>> Start Material for this exercise
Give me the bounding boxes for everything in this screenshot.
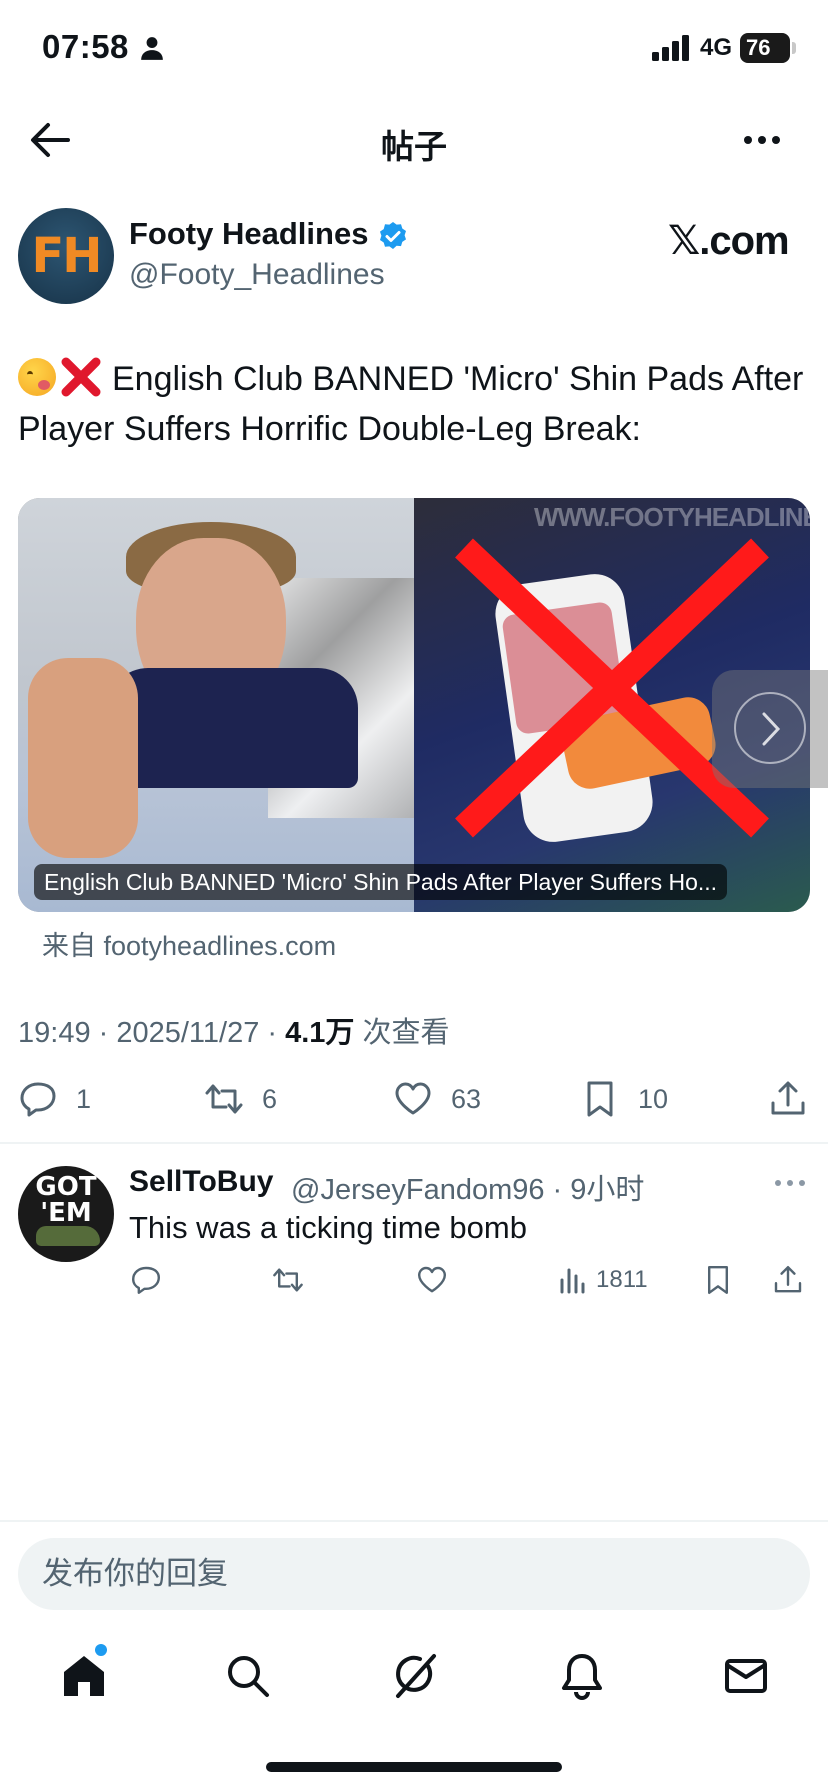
divider xyxy=(0,1142,828,1144)
mail-icon xyxy=(725,1659,767,1693)
reply-bubble-icon xyxy=(20,1082,56,1117)
grok-icon xyxy=(396,1654,436,1698)
reply-bubble-icon xyxy=(132,1266,160,1294)
battery-cap xyxy=(792,42,796,54)
share-icon xyxy=(771,1081,805,1115)
woozy-face-emoji-icon xyxy=(18,358,56,396)
status-time: 07:58 xyxy=(42,28,129,65)
author-handle[interactable]: @Footy_Headlines xyxy=(129,258,385,292)
bookmark-icon xyxy=(708,1266,728,1294)
tweet-timestamp: 19:49 · 2025/11/27 · xyxy=(18,1017,286,1049)
person-icon xyxy=(141,37,163,60)
x-com-logo: 𝕏.com xyxy=(668,219,790,263)
verified-badge-icon xyxy=(380,222,406,249)
author-avatar[interactable]: FH xyxy=(18,208,114,304)
bookmark-count: 10 xyxy=(638,1083,669,1114)
share-button[interactable] xyxy=(768,1076,826,1122)
reply-handle-time[interactable]: @JerseyFandom96 · 9小时 xyxy=(291,1166,644,1208)
analytics-bars-icon xyxy=(560,1268,585,1294)
more-options-icon[interactable] xyxy=(742,126,782,154)
carousel-next-button[interactable] xyxy=(712,670,828,788)
repost-button[interactable]: 6 xyxy=(204,1076,277,1122)
media-photo-player xyxy=(18,498,414,912)
nav-notifications[interactable] xyxy=(556,1650,608,1702)
chevron-right-icon xyxy=(762,712,781,746)
player-shirt xyxy=(108,668,358,788)
reply-avatar[interactable]: GOT 'EM xyxy=(18,1166,114,1262)
battery-indicator: 76 xyxy=(740,33,790,63)
share-icon xyxy=(774,1266,802,1293)
reply-like-button[interactable] xyxy=(416,1262,454,1298)
reply-input[interactable] xyxy=(18,1538,810,1610)
reply-more-icon[interactable] xyxy=(774,1175,806,1191)
like-count: 63 xyxy=(451,1083,482,1114)
reply-author-name[interactable]: SellToBuy xyxy=(129,1165,273,1199)
reply-bookmark-button[interactable] xyxy=(702,1262,740,1298)
repost-icon xyxy=(273,1268,303,1292)
reply-share-button[interactable] xyxy=(772,1262,810,1298)
nav-home[interactable] xyxy=(58,1650,110,1702)
signal-icon xyxy=(652,35,689,61)
reply-views-button[interactable]: 1811 xyxy=(558,1262,648,1298)
reply-views-count: 1811 xyxy=(596,1266,648,1293)
nav-messages[interactable] xyxy=(720,1650,772,1702)
search-icon xyxy=(228,1656,269,1697)
bookmark-button[interactable]: 10 xyxy=(580,1076,668,1122)
reply-button[interactable]: 1 xyxy=(18,1076,91,1122)
network-type: 4G xyxy=(700,34,733,61)
media-card[interactable]: WWW.FOOTYHEADLINES.COM English Club BANN… xyxy=(18,498,810,912)
thumbs-up-hand xyxy=(28,658,138,858)
heart-icon xyxy=(418,1266,446,1293)
red-cross-emoji-icon xyxy=(61,357,101,397)
views-label: 次查看 xyxy=(354,1017,450,1049)
repost-icon xyxy=(205,1084,243,1114)
composer-divider xyxy=(0,1520,828,1522)
nav-search[interactable] xyxy=(222,1650,274,1702)
home-icon xyxy=(64,1656,104,1696)
sneaker-image xyxy=(36,1226,100,1246)
author-name[interactable]: Footy Headlines xyxy=(129,216,368,252)
notification-dot xyxy=(95,1644,107,1656)
page-title: 帖子 xyxy=(381,128,447,165)
bell-icon xyxy=(562,1654,602,1700)
tweet-meta: 19:49 · 2025/11/27 · 4.1万 次查看 xyxy=(18,1009,450,1051)
reply-text: This was a ticking time bomb xyxy=(129,1210,527,1245)
media-source-link[interactable]: 来自 footyheadlines.com xyxy=(42,924,336,963)
views-count: 4.1万 xyxy=(285,1017,355,1049)
reply-reply-button[interactable] xyxy=(130,1262,168,1298)
home-indicator xyxy=(266,1762,562,1772)
tweet-body-text: English Club BANNED 'Micro' Shin Pads Af… xyxy=(18,360,804,448)
media-caption: English Club BANNED 'Micro' Shin Pads Af… xyxy=(34,864,728,900)
heart-icon xyxy=(395,1082,431,1115)
bookmark-icon xyxy=(587,1081,613,1117)
reply-avatar-text: GOT 'EM xyxy=(35,1172,97,1228)
repost-count: 6 xyxy=(262,1083,278,1114)
avatar-logo-text: FH xyxy=(31,228,103,284)
reply-count: 1 xyxy=(76,1083,92,1114)
tweet-text: English Club BANNED 'Micro' Shin Pads Af… xyxy=(18,354,808,454)
nav-grok[interactable] xyxy=(388,1650,440,1702)
reply-repost-button[interactable] xyxy=(272,1262,310,1298)
like-button[interactable]: 63 xyxy=(393,1076,481,1122)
>> End Material for this exercise
## Written task
Reproduce all of the data above with "heart-icon" renamed to "like-icon" wherever it occurs, keeping everything else the same. Leave the pictures out of your answer.

## Complete response
Give me the bounding boxes for everything in this screenshot.
divider xyxy=(0,1142,828,1144)
mail-icon xyxy=(725,1659,767,1693)
reply-bubble-icon xyxy=(20,1082,56,1117)
grok-icon xyxy=(396,1654,436,1698)
reply-bubble-icon xyxy=(132,1266,160,1294)
battery-cap xyxy=(792,42,796,54)
share-icon xyxy=(771,1081,805,1115)
woozy-face-emoji-icon xyxy=(18,358,56,396)
status-time: 07:58 xyxy=(42,28,129,65)
author-handle[interactable]: @Footy_Headlines xyxy=(129,258,385,292)
bookmark-icon xyxy=(708,1266,728,1294)
tweet-timestamp: 19:49 · 2025/11/27 · xyxy=(18,1017,286,1049)
person-icon xyxy=(141,37,163,60)
x-com-logo: 𝕏.com xyxy=(668,219,790,263)
verified-badge-icon xyxy=(380,222,406,249)
author-avatar[interactable]: FH xyxy=(18,208,114,304)
bookmark-count: 10 xyxy=(638,1083,669,1114)
share-button[interactable] xyxy=(768,1076,826,1122)
reply-handle-time[interactable]: @JerseyFandom96 · 9小时 xyxy=(291,1166,644,1208)
analytics-bars-icon xyxy=(560,1268,585,1294)
more-options-icon[interactable] xyxy=(742,126,782,154)
carousel-next-button[interactable] xyxy=(712,670,828,788)
repost-button[interactable]: 6 xyxy=(204,1076,277,1122)
media-photo-player xyxy=(18,498,414,912)
nav-notifications[interactable] xyxy=(556,1650,608,1702)
chevron-right-icon xyxy=(762,712,781,746)
player-shirt xyxy=(108,668,358,788)
reply-avatar[interactable]: GOT 'EM xyxy=(18,1166,114,1262)
battery-indicator: 76 xyxy=(740,33,790,63)
share-icon xyxy=(774,1266,802,1293)
reply-like-button[interactable] xyxy=(416,1262,454,1298)
reply-input[interactable] xyxy=(18,1538,810,1610)
reply-more-icon[interactable] xyxy=(774,1175,806,1191)
like-count: 63 xyxy=(451,1083,482,1114)
reply-author-name[interactable]: SellToBuy xyxy=(129,1165,273,1199)
reply-bookmark-button[interactable] xyxy=(702,1262,740,1298)
repost-icon xyxy=(273,1268,303,1292)
reply-share-button[interactable] xyxy=(772,1262,810,1298)
nav-home[interactable] xyxy=(58,1650,110,1702)
signal-icon xyxy=(652,35,689,61)
reply-views-button[interactable]: 1811 xyxy=(558,1262,648,1298)
reply-views-count: 1811 xyxy=(596,1266,648,1293)
nav-messages[interactable] xyxy=(720,1650,772,1702)
search-icon xyxy=(228,1656,269,1697)
bookmark-button[interactable]: 10 xyxy=(580,1076,668,1122)
reply-button[interactable]: 1 xyxy=(18,1076,91,1122)
network-type: 4G xyxy=(700,34,733,61)
media-card[interactable]: WWW.FOOTYHEADLINES.COM English Club BANN… xyxy=(18,498,810,912)
thumbs-up-hand xyxy=(28,658,138,858)
like-icon xyxy=(418,1266,446,1293)
red-cross-emoji-icon xyxy=(61,357,101,397)
views-label: 次查看 xyxy=(354,1017,450,1049)
repost-icon xyxy=(205,1084,243,1114)
composer-divider xyxy=(0,1520,828,1522)
nav-search[interactable] xyxy=(222,1650,274,1702)
home-icon xyxy=(64,1656,104,1696)
sneaker-image xyxy=(36,1226,100,1246)
author-name[interactable]: Footy Headlines xyxy=(129,216,368,252)
notification-dot xyxy=(95,1644,107,1656)
page-title: 帖子 xyxy=(381,128,447,165)
bell-icon xyxy=(562,1654,602,1700)
tweet-meta: 19:49 · 2025/11/27 · 4.1万 次查看 xyxy=(18,1009,450,1051)
reply-text: This was a ticking time bomb xyxy=(129,1210,527,1245)
media-source-link[interactable]: 来自 footyheadlines.com xyxy=(42,924,336,963)
views-count: 4.1万 xyxy=(285,1017,355,1049)
reply-reply-button[interactable] xyxy=(130,1262,168,1298)
home-indicator xyxy=(266,1762,562,1772)
tweet-body-text: English Club BANNED 'Micro' Shin Pads Af… xyxy=(18,360,804,448)
media-caption: English Club BANNED 'Micro' Shin Pads Af… xyxy=(34,864,728,900)
like-icon xyxy=(395,1082,431,1115)
bookmark-icon xyxy=(587,1081,613,1117)
reply-avatar-text: GOT 'EM xyxy=(35,1172,97,1228)
repost-count: 6 xyxy=(262,1083,278,1114)
avatar-logo-text: FH xyxy=(31,228,103,284)
reply-count: 1 xyxy=(76,1083,92,1114)
tweet-text: English Club BANNED 'Micro' Shin Pads Af… xyxy=(18,354,808,454)
nav-grok[interactable] xyxy=(388,1650,440,1702)
reply-repost-button[interactable] xyxy=(272,1262,310,1298)
like-button[interactable]: 63 xyxy=(393,1076,481,1122)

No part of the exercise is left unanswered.